[Part of a data file]
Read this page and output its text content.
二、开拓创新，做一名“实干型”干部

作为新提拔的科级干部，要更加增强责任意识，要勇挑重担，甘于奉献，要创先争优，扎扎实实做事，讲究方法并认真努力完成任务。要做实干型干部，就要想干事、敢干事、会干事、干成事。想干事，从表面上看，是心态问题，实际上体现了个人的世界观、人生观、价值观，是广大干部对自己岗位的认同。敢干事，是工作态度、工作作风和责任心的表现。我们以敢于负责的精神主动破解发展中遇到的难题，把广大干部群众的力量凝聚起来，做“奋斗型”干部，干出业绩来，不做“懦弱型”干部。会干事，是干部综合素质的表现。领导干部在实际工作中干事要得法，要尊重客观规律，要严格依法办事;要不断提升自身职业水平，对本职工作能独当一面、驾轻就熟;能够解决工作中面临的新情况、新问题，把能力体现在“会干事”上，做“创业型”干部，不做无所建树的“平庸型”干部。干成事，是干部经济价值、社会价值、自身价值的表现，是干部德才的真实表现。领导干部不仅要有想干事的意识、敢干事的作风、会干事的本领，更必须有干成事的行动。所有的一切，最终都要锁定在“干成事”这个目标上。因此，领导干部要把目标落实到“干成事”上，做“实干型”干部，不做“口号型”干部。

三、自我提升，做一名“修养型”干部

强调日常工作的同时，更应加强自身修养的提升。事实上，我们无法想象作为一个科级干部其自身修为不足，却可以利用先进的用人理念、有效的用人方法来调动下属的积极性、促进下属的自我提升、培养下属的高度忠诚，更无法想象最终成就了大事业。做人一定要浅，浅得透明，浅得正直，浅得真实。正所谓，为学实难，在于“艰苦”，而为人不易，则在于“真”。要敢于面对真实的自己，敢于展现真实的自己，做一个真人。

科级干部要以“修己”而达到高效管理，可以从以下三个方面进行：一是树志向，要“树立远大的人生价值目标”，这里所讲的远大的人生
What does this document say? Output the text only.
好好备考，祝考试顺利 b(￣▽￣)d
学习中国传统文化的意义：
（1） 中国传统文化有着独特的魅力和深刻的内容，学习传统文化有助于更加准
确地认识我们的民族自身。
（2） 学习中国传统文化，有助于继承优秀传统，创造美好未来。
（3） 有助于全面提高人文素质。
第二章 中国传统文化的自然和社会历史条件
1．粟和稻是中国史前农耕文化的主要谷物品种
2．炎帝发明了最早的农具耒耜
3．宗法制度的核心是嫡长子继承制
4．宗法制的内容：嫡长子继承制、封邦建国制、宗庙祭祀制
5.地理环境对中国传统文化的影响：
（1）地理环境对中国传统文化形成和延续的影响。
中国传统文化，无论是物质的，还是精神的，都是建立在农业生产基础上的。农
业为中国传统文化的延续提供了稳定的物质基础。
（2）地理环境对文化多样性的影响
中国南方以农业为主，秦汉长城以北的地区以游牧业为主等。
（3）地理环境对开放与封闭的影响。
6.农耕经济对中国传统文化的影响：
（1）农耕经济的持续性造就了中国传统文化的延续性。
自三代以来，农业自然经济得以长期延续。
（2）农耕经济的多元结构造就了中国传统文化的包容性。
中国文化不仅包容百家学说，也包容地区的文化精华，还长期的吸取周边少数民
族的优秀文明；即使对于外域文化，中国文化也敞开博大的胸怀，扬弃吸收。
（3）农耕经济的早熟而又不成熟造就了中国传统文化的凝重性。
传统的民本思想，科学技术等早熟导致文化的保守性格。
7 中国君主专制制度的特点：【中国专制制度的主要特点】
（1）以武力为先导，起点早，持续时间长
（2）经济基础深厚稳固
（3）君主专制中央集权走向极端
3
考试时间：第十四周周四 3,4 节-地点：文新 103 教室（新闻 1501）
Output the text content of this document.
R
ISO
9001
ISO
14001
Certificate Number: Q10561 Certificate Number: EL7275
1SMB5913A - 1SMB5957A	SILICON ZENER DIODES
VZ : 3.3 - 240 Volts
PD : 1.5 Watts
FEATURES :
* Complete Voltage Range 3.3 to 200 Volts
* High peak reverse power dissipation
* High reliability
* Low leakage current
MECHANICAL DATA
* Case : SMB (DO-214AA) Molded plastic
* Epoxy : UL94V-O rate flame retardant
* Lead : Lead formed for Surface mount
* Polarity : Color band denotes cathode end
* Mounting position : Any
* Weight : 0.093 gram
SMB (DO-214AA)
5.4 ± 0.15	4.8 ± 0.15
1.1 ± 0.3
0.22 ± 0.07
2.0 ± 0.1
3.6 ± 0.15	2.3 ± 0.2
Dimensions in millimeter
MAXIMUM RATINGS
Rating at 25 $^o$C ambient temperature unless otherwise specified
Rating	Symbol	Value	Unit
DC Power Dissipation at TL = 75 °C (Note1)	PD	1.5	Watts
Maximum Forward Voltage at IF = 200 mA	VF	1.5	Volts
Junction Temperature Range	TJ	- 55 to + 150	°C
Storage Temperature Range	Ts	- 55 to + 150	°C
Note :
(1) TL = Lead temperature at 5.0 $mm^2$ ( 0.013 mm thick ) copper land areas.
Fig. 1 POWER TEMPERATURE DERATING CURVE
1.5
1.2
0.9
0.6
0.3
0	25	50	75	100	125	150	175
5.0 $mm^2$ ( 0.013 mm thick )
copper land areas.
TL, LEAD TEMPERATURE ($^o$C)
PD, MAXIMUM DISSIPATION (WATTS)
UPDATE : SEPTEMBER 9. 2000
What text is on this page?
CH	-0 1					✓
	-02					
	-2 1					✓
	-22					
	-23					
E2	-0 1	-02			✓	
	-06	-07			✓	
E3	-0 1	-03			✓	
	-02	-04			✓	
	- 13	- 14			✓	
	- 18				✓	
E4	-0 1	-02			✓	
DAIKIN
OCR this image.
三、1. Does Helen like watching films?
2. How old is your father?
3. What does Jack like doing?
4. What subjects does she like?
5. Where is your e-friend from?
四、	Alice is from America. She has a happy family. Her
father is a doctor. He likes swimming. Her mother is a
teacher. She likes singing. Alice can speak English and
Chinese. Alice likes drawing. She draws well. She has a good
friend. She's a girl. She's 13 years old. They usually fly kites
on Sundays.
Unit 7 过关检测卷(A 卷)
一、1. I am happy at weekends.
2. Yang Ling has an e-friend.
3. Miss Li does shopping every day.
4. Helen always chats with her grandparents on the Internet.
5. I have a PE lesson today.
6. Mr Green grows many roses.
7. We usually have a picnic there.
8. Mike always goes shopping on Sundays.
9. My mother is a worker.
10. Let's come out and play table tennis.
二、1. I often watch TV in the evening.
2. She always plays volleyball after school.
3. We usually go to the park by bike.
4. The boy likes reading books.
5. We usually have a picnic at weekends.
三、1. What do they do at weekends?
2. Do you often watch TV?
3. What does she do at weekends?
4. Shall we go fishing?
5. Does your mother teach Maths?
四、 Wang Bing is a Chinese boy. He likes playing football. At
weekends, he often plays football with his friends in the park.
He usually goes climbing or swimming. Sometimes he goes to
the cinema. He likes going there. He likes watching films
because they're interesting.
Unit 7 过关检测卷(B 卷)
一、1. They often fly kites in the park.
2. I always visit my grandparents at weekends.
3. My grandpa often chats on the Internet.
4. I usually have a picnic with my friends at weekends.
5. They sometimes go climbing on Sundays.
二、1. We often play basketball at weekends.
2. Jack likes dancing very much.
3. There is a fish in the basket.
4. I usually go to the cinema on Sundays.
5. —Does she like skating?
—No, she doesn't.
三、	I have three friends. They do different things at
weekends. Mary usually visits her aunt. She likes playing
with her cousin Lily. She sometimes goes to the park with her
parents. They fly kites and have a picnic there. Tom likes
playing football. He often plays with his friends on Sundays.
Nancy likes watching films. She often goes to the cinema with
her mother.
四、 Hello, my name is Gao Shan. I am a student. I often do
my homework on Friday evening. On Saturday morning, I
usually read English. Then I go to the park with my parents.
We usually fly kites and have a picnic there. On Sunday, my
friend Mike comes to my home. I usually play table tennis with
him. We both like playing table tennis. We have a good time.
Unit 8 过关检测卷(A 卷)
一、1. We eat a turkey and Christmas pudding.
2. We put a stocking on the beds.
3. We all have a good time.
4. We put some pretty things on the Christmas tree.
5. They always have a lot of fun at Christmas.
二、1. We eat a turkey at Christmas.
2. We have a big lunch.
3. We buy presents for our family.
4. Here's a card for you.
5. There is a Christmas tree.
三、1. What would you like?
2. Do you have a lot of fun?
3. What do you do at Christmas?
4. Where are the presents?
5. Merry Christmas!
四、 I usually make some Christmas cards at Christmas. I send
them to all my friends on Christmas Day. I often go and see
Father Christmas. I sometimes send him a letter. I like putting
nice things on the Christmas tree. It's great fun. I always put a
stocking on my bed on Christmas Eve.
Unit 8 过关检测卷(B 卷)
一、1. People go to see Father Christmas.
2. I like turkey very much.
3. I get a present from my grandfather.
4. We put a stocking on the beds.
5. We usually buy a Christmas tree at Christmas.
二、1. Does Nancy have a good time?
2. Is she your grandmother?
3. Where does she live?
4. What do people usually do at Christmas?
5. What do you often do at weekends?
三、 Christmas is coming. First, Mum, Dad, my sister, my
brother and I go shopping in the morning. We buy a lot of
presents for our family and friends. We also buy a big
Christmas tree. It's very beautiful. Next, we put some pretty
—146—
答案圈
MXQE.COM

= PROBLEM STATEMENT =
Pick out the lines that include the word "Helen" and write them out.

= RESPONSE TO THIS TASK =
三、1. Does Helen like watching films?
4. Helen always chats with her grandparents on the Internet.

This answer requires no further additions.